_SET TASK_
In this exercise, return the whole listing exactly, excluding any images.

_GIVEN RECORDS_
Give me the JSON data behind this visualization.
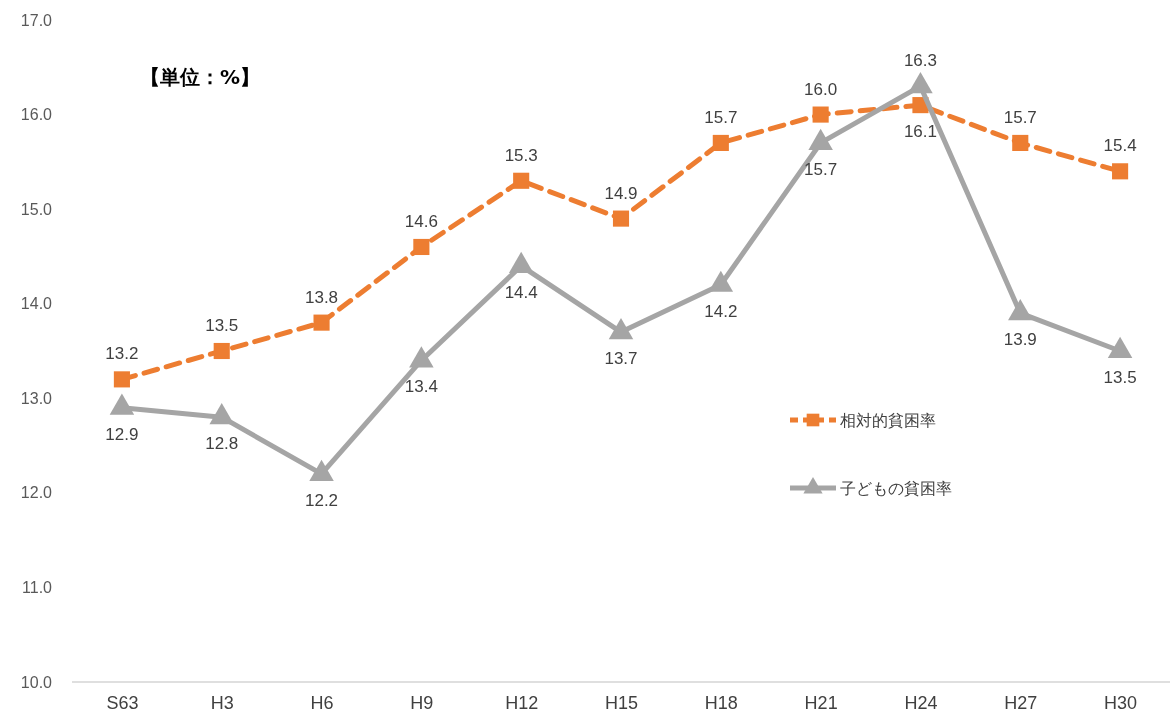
{
  "chart_data": {
    "type": "line",
    "categories": [
      "S63",
      "H3",
      "H6",
      "H9",
      "H12",
      "H15",
      "H18",
      "H21",
      "H24",
      "H27",
      "H30"
    ],
    "series": [
      {
        "name": "相対的貧困率",
        "color": "#ed7d31",
        "marker": "square",
        "line_style": "dashed",
        "values": [
          13.2,
          13.5,
          13.8,
          14.6,
          15.3,
          14.9,
          15.7,
          16.0,
          16.1,
          15.7,
          15.4
        ],
        "value_labels": [
          "13.2",
          "13.5",
          "13.8",
          "14.6",
          "15.3",
          "14.9",
          "15.7",
          "16.0",
          "16.1",
          "15.7",
          "15.4"
        ]
      },
      {
        "name": "子どもの貧困率",
        "color": "#a5a5a5",
        "marker": "triangle",
        "line_style": "solid",
        "values": [
          12.9,
          12.8,
          12.2,
          13.4,
          14.4,
          13.7,
          14.2,
          15.7,
          16.3,
          13.9,
          13.5
        ],
        "value_labels": [
          "12.9",
          "12.8",
          "12.2",
          "13.4",
          "14.4",
          "13.7",
          "14.2",
          "15.7",
          "16.3",
          "13.9",
          "13.5"
        ]
      }
    ],
    "ylim": [
      10,
      17
    ],
    "yticks": [
      {
        "value": 10,
        "label": "10.0"
      },
      {
        "value": 11,
        "label": "11.0"
      },
      {
        "value": 12,
        "label": "12.0"
      },
      {
        "value": 13,
        "label": "13.0"
      },
      {
        "value": 14,
        "label": "14.0"
      },
      {
        "value": 15,
        "label": "15.0"
      },
      {
        "value": 16,
        "label": "16.0"
      },
      {
        "value": 17,
        "label": "17.0"
      }
    ],
    "grid": false,
    "legend": "right",
    "annotations": [
      "【単位：%】"
    ]
  }
}
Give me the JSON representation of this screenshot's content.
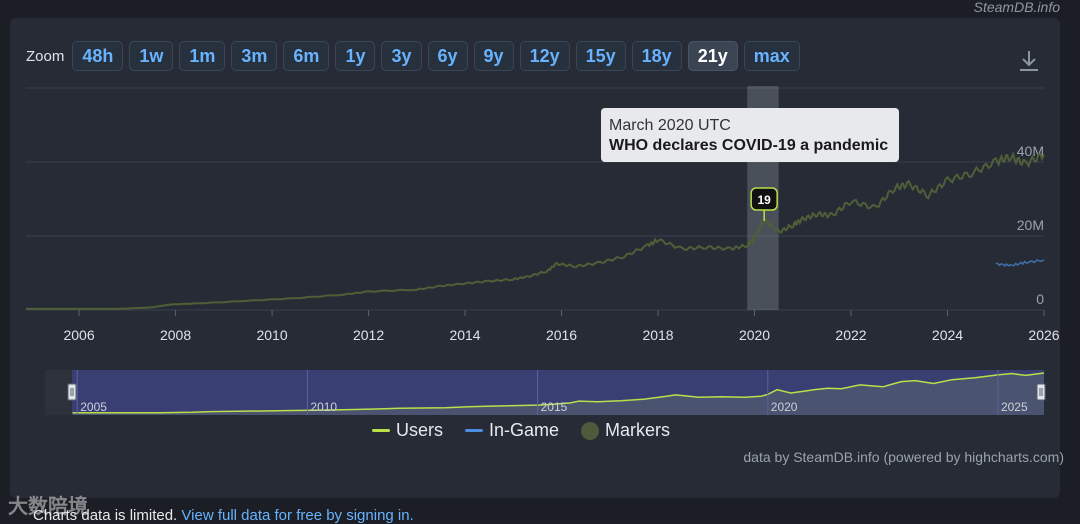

_EXERCISE ANSWER_
Give me the JSON data behind this visualization.
{
  "chart_data": {
    "type": "line",
    "categories": [
      "S63",
      "H3",
      "H6",
      "H9",
      "H12",
      "H15",
      "H18",
      "H21",
      "H24",
      "H27",
      "H30"
    ],
    "series": [
      {
        "name": "相対的貧困率",
        "color": "#ed7d31",
        "marker": "square",
        "line_style": "dashed",
        "values": [
          13.2,
          13.5,
          13.8,
          14.6,
          15.3,
          14.9,
          15.7,
          16.0,
          16.1,
          15.7,
          15.4
        ],
        "value_labels": [
          "13.2",
          "13.5",
          "13.8",
          "14.6",
          "15.3",
          "14.9",
          "15.7",
          "16.0",
          "16.1",
          "15.7",
          "15.4"
        ]
      },
      {
        "name": "子どもの貧困率",
        "color": "#a5a5a5",
        "marker": "triangle",
        "line_style": "solid",
        "values": [
          12.9,
          12.8,
          12.2,
          13.4,
          14.4,
          13.7,
          14.2,
          15.7,
          16.3,
          13.9,
          13.5
        ],
        "value_labels": [
          "12.9",
          "12.8",
          "12.2",
          "13.4",
          "14.4",
          "13.7",
          "14.2",
          "15.7",
          "16.3",
          "13.9",
          "13.5"
        ]
      }
    ],
    "ylim": [
      10,
      17
    ],
    "yticks": [
      {
        "value": 10,
        "label": "10.0"
      },
      {
        "value": 11,
        "label": "11.0"
      },
      {
        "value": 12,
        "label": "12.0"
      },
      {
        "value": 13,
        "label": "13.0"
      },
      {
        "value": 14,
        "label": "14.0"
      },
      {
        "value": 15,
        "label": "15.0"
      },
      {
        "value": 16,
        "label": "16.0"
      },
      {
        "value": 17,
        "label": "17.0"
      }
    ],
    "grid": false,
    "legend": "right",
    "annotations": [
      "【単位：%】"
    ]
  }
}
Give me the JSON representation of this screenshot's content.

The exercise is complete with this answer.